DATA EXTRACT:
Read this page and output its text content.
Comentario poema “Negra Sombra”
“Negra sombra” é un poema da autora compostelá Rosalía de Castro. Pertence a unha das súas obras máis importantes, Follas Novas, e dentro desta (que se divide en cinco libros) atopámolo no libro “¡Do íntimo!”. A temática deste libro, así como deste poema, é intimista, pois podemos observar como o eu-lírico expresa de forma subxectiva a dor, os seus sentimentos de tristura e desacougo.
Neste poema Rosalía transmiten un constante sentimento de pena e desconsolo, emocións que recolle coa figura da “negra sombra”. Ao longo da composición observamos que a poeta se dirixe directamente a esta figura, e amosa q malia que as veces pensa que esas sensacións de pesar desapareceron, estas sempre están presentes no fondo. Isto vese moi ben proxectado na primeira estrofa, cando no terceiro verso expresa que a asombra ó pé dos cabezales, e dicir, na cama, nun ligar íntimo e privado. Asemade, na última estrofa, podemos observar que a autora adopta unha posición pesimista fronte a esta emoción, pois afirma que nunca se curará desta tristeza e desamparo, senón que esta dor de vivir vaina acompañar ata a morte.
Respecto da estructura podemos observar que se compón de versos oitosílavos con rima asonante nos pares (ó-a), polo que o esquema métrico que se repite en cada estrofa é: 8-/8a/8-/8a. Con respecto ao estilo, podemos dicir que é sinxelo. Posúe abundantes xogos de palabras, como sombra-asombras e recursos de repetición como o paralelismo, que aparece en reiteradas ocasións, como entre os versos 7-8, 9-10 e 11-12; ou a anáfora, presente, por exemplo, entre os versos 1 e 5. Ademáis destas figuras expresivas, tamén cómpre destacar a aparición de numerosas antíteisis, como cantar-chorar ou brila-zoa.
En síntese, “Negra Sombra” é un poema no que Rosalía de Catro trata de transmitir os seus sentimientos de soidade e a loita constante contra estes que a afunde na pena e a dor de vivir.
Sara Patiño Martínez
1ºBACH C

DIRECTIONS FOR THIS TASK:
Copy each line of the listing in which the word "seus" can be found.

COMPLETE OUTPUT:
“Negra sombra” é un poema da autora compostelá Rosalía de Castro. Pertence a unha das súas obras máis importantes, Follas Novas, e dentro desta (que se divide en cinco libros) atopámolo no libro “¡Do íntimo!”. A temática deste libro, así como deste poema, é intimista, pois podemos observar como o eu-lírico expresa de forma subxectiva a dor, os seus sentimentos de tristura e desacougo.
En síntese, “Negra Sombra” é un poema no que Rosalía de Catro trata de transmitir os seus sentimientos de soidade e a loita constante contra estes que a afunde na pena e a dor de vivir.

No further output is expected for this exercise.